__MATERIAL PROVIDED__:
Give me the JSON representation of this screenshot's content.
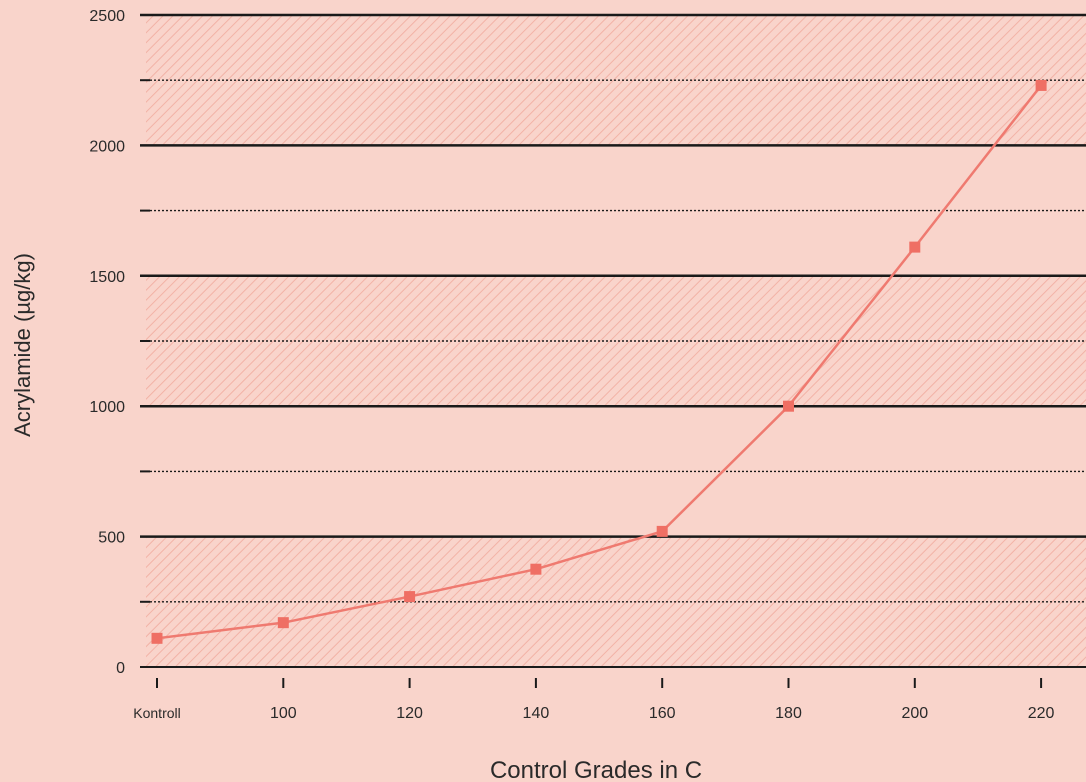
{
  "chart_data": {
    "type": "line",
    "xlabel": "Control Grades in C",
    "ylabel": "Acrylamide (µg/kg)",
    "categories": [
      "Kontroll",
      "100",
      "120",
      "140",
      "160",
      "180",
      "200",
      "220"
    ],
    "series": [
      {
        "values": [
          110,
          170,
          270,
          375,
          520,
          1000,
          1610,
          2230
        ]
      }
    ],
    "ylim": [
      0,
      2500
    ],
    "yticks": [
      0,
      500,
      1000,
      1500,
      2000,
      2500
    ],
    "minor_yticks": [
      250,
      750,
      1250,
      1750,
      2250
    ],
    "grid": true,
    "colors": {
      "background": "#f9d4cb",
      "hatch": "#f2b2a6",
      "line": "#ef7a70",
      "marker": "#ef6f64",
      "major_grid": "#1a1a1a",
      "minor_grid": "#1a1a1a"
    }
  }
}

__REQUIREMENT__:
Each record above is to be restated exactly, with its pictures removed from the copy.

__TASK RESULT__:
Give me the JSON representation of this screenshot's content.
{
  "chart_data": {
    "type": "line",
    "xlabel": "Control Grades in C",
    "ylabel": "Acrylamide (µg/kg)",
    "categories": [
      "Kontroll",
      "100",
      "120",
      "140",
      "160",
      "180",
      "200",
      "220"
    ],
    "series": [
      {
        "values": [
          110,
          170,
          270,
          375,
          520,
          1000,
          1610,
          2230
        ]
      }
    ],
    "ylim": [
      0,
      2500
    ],
    "yticks": [
      0,
      500,
      1000,
      1500,
      2000,
      2500
    ],
    "minor_yticks": [
      250,
      750,
      1250,
      1750,
      2250
    ],
    "grid": true,
    "colors": {
      "background": "#f9d4cb",
      "hatch": "#f2b2a6",
      "line": "#ef7a70",
      "marker": "#ef6f64",
      "major_grid": "#1a1a1a",
      "minor_grid": "#1a1a1a"
    }
  }
}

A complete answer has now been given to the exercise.